- Brief -
Give back each entry unchanged, minus pictures.

- Provided data -
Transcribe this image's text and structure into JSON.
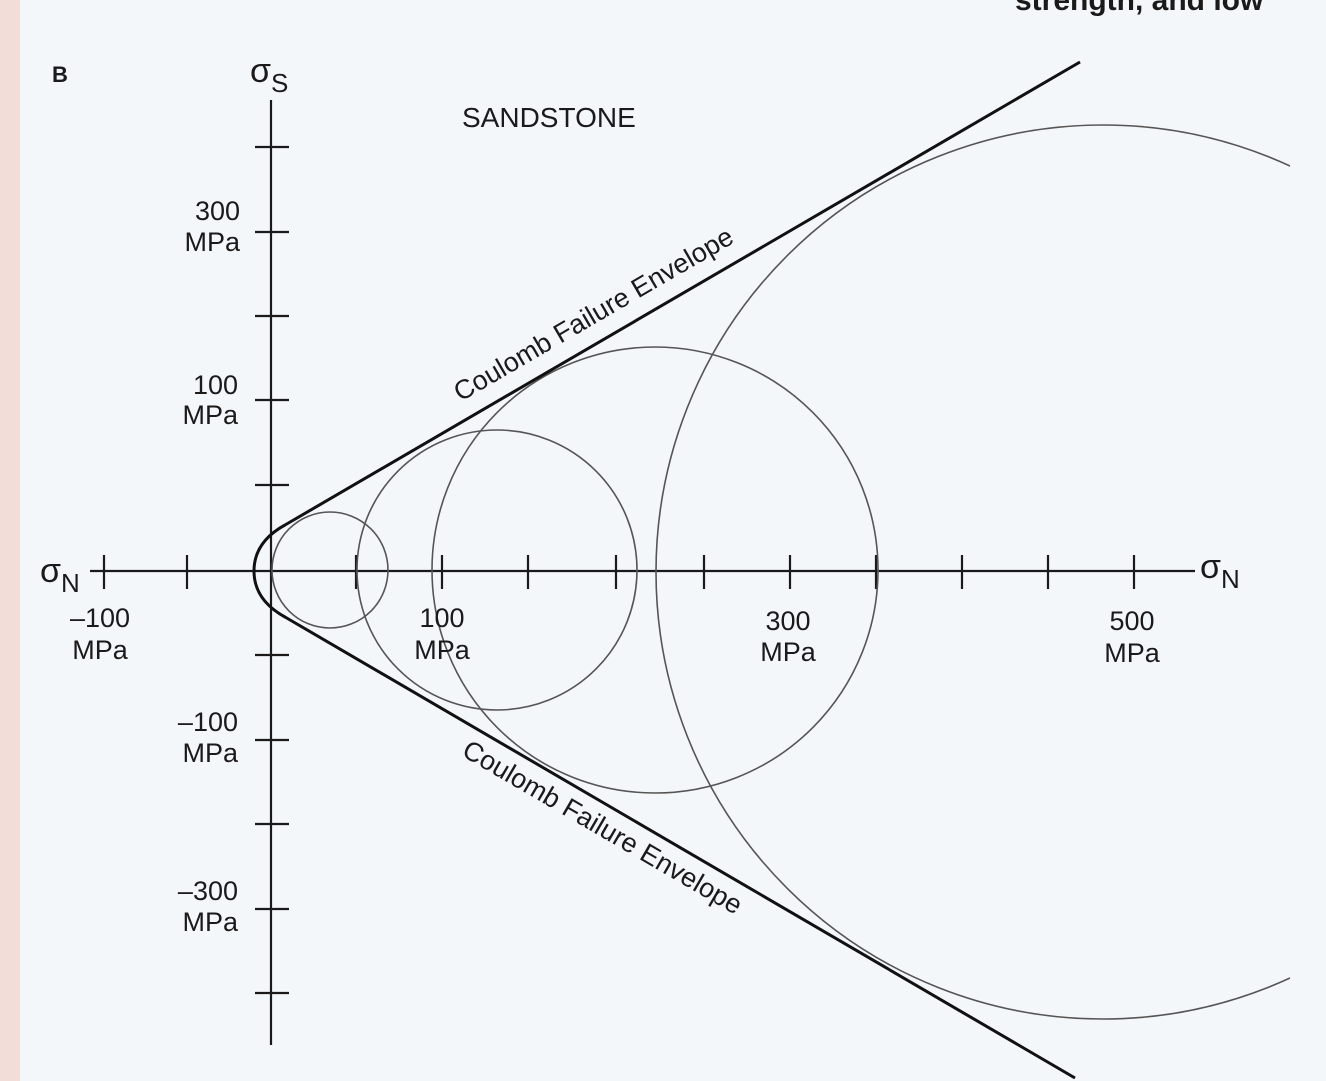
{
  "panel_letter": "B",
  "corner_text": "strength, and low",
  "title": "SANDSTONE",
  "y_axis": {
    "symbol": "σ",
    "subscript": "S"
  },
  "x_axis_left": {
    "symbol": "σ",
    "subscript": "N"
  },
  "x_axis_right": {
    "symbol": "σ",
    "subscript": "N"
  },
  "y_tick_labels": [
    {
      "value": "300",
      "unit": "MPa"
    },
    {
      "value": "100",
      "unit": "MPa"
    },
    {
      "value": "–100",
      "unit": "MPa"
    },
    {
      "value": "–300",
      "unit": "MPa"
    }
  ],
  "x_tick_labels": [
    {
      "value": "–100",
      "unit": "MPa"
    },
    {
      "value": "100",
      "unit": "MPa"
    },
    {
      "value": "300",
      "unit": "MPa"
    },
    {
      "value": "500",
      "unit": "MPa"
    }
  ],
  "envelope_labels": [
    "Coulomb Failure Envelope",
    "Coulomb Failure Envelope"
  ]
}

- Complete output -
Transcribe this image's text and structure into JSON.
{
  "panel_letter": "B",
  "corner_text": "strength, and low",
  "title": "SANDSTONE",
  "y_axis": {
    "symbol": "σ",
    "subscript": "S"
  },
  "x_axis_left": {
    "symbol": "σ",
    "subscript": "N"
  },
  "x_axis_right": {
    "symbol": "σ",
    "subscript": "N"
  },
  "y_tick_labels": [
    {
      "value": "300",
      "unit": "MPa"
    },
    {
      "value": "100",
      "unit": "MPa"
    },
    {
      "value": "–100",
      "unit": "MPa"
    },
    {
      "value": "–300",
      "unit": "MPa"
    }
  ],
  "x_tick_labels": [
    {
      "value": "–100",
      "unit": "MPa"
    },
    {
      "value": "100",
      "unit": "MPa"
    },
    {
      "value": "300",
      "unit": "MPa"
    },
    {
      "value": "500",
      "unit": "MPa"
    }
  ],
  "envelope_labels": [
    "Coulomb Failure Envelope",
    "Coulomb Failure Envelope"
  ]
}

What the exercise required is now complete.